OBJECTIVE — Read the records and gather each line that includes "screenshot".

ROWS —
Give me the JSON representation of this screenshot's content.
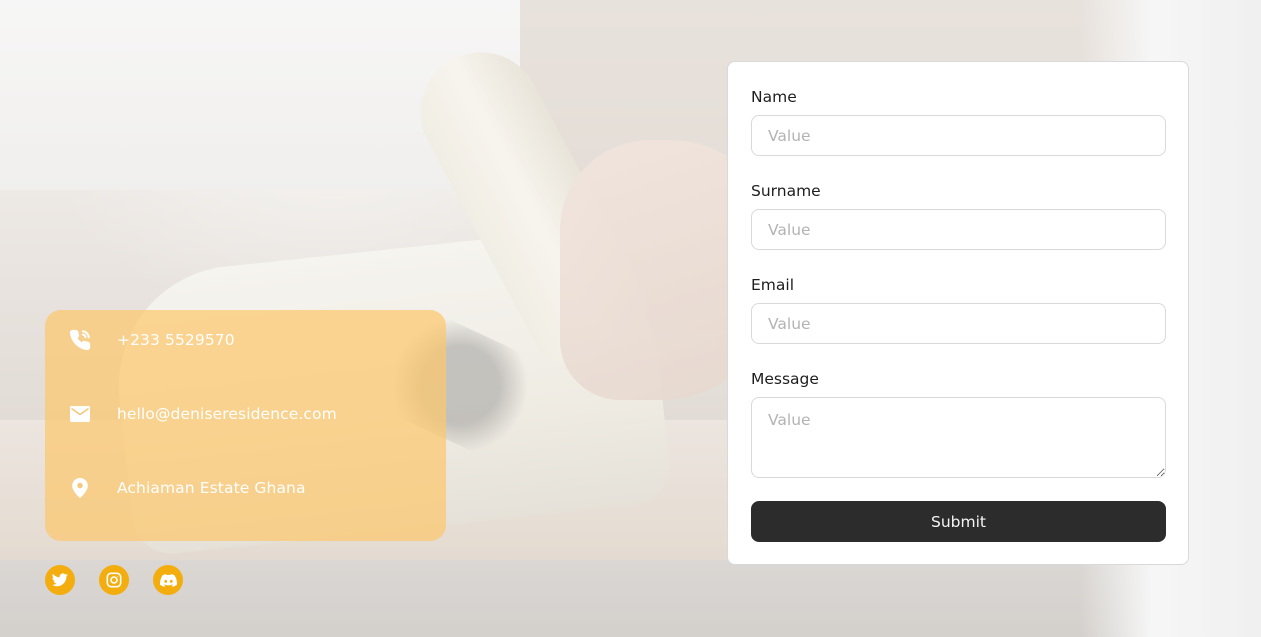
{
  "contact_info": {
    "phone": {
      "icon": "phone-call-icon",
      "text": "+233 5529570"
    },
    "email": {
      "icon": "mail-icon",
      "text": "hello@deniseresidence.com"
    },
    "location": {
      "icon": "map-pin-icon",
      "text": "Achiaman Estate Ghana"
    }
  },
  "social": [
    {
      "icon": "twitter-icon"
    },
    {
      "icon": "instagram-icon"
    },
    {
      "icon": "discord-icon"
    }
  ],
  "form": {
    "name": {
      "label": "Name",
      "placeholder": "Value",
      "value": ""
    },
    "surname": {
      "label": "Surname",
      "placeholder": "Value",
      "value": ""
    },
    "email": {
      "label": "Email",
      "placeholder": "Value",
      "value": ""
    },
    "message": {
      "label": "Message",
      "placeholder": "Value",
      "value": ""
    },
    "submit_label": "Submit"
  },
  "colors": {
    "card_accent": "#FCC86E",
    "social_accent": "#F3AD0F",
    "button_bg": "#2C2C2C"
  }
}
==
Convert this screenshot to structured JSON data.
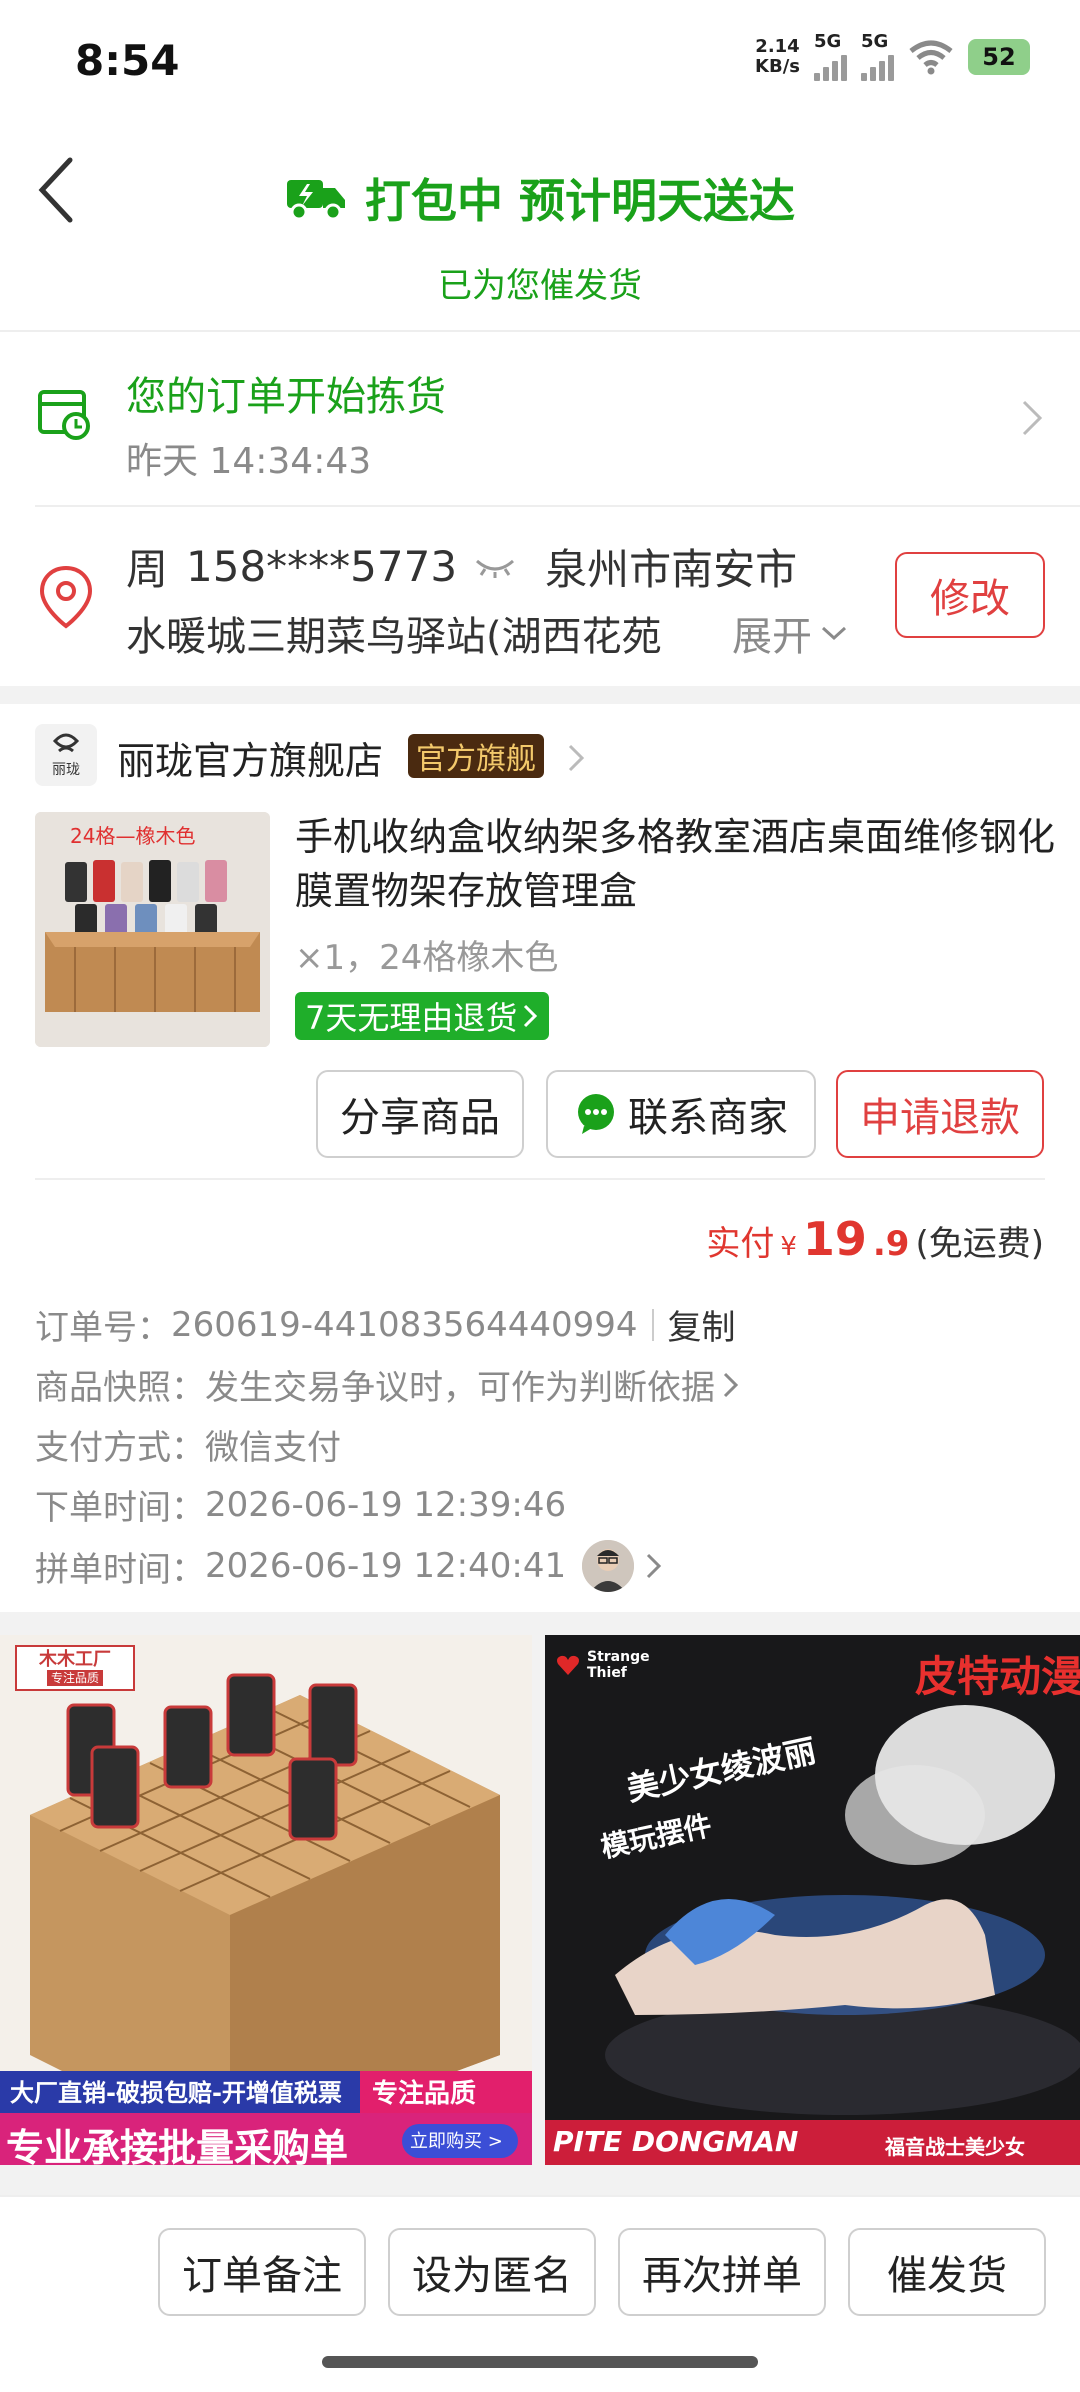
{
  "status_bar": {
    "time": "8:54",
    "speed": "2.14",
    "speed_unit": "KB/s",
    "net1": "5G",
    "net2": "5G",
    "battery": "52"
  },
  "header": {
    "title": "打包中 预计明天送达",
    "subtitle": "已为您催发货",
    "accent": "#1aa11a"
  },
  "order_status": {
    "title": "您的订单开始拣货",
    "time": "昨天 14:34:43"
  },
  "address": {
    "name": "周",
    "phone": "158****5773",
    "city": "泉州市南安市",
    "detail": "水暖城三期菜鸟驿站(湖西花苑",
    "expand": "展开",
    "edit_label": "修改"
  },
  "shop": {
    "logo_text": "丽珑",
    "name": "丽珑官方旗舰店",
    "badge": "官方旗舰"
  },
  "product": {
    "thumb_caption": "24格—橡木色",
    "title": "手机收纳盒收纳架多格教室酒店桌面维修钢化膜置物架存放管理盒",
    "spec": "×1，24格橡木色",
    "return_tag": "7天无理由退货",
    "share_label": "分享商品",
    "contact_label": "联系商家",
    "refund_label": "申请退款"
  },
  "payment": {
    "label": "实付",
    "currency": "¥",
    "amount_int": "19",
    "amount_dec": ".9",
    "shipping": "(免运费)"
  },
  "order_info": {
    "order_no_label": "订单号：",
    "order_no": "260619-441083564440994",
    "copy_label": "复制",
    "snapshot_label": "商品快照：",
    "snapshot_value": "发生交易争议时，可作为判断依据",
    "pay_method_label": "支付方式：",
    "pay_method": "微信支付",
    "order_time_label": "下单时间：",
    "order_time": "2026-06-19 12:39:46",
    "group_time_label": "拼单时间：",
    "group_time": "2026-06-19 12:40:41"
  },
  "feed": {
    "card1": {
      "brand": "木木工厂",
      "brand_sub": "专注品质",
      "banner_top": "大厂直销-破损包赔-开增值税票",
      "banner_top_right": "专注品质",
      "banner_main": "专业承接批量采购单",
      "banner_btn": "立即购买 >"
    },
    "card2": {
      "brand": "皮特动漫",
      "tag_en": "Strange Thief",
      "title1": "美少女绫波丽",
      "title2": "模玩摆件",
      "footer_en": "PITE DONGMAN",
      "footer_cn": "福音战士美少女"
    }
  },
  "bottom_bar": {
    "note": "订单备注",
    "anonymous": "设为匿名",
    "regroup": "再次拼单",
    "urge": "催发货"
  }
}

RESPONSE TO THE TASK —
Give me the JSON representation of this screenshot's content.
Convert this screenshot to structured JSON data.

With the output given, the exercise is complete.